Herron-Morton Place is an historic residential neighborhood in Downtown Indianapolis, comprising a 25 square block area just east of Meridian Street, and north of the bustling downtown area. It is beautiful, quiet, pedestrian-friendly, and is just close enough to downtown to walk or bike to major events, but just far enough north to be outside of busy downtown traffic.
The boundaries of the neighborhood are East 16th Street on the south, East 22nd Street on the north, Pennsylvania Street on the west, and Central Avenue on the east.
At the beginning of the 20th century, Herron-Morton Place was one of Indianapolis’ most elegant residential neighborhoods. Originally named Morton Place for Indiana governor Oliver Morton, the neighborhood was home to to some of Indianapolis’ most influential residents including prominent politicians, physicians, business leaders, and artists. HMP historic homes reflect many architectural styles including Queen Anne, Italianate, Tudor, Arts & Crafts, Cottage, and Colonial Revival styles, and the neighborhood shows off some of these breath-taking examples of Indianapolis history every two years in their tour of homes.
My love-affair with Herron-Morton Place
I moved into HMP in 1995, into an attic apartment of a Tudor-style home that belonged to a friend. This third-floor apartment had once been a servants quarters for the staff of a prominent local doctor, who had lived in the main part of the elegant home where my landlady resided.
I would sit in the cozy gable windows of my apartment in the afternoon, reading and watching the restoration work being done on the enormous Queen Anne home across the street, and daydreaming of owning a home like it someday.
Eventually I moved to a small restored cottage home that I rented with my sister, while I looked for a house to purchase in the neighborhood.
My house hunt took a while because I was looking for a house in a very specific medium range: inexpensive enough for me to purchase on a single person’s salary, but also livable while I do restoration on the house. That can be a tough buy in this neighborhood, because many fully-restored homes are priced for two-income or higher families, and most low-priced houses need too much work to be lived-in. Houses in the medium range that I was shooting for are also very attractive to investors, so I was competing with contracting companies and small businesses for some properties.
After a long period of house-hunting, I was finally lucky enough to purchase a medium-sized Queen Anne style Victorian in the neighborhood. While not as large or ornate as the huge home I originally fell in love with, it does have a unique style and grace. The original owner of the house was the managing editor of the Indianapolis Journal, a long-ago prominent newspaper in Indianapolis. He was also a friend of Hoosier poet James Whitcomb Riley. During the Depression, my house was divided into 3 apartments, and for eighty years it was a rental property, until I moved in and turned it back into a single-family dwelling.

- _Instruction 1_
Print the stretch of the Herron-Morton Place passage from "Herron-Morton Place is" through "on the east.".
- _Instruction 2_
Decide whether each statement agrees with the Herron-Morton Place passage, answering yes or no and quoting the deciding words: (a) The neighborhood was first named after an Indiana governor. (b) Central Avenue forms the western boundary of the neighborhood. (c) The writer's Queen Anne house was a rental property for eighty years.
The material after this passage is separate from it.

- _Provided material_
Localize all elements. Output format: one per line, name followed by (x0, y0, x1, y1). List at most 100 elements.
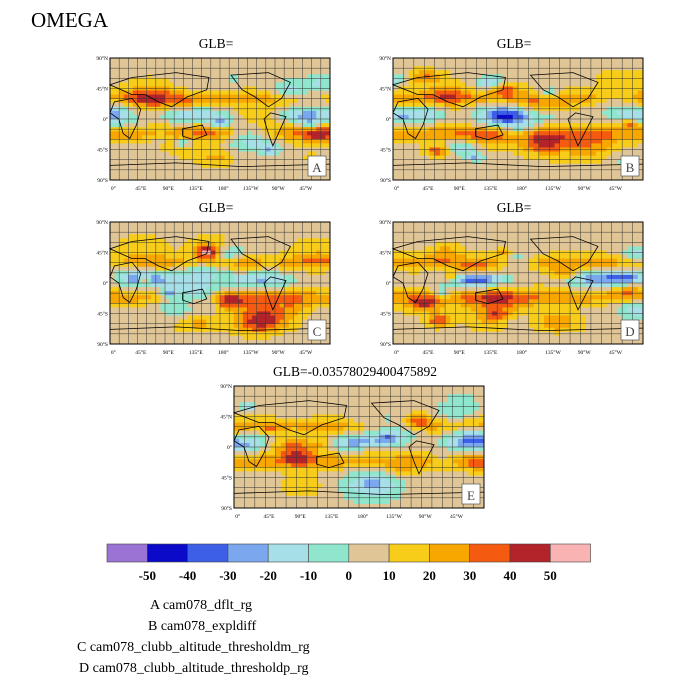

- _Expected answer 1_
Herron-Morton Place is an historic residential neighborhood in Downtown Indianapolis, comprising a 25 square block area just east of Meridian Street, and north of the bustling downtown area. It is beautiful, quiet, pedestrian-friendly, and is just close enough to downtown to walk or bike to major events, but just far enough north to be outside of busy downtown traffic.
The boundaries of the neighborhood are East 16th Street on the south, East 22nd Street on the north, Pennsylvania Street on the west, and Central Avenue on the east.

- _Expected answer 2_
(a) Yes: "Originally named Morton Place for Indiana governor Oliver Morton"
(b) No: "Pennsylvania Street on the west, and Central Avenue on the east"
(c) Yes: "for eighty years it was a rental property"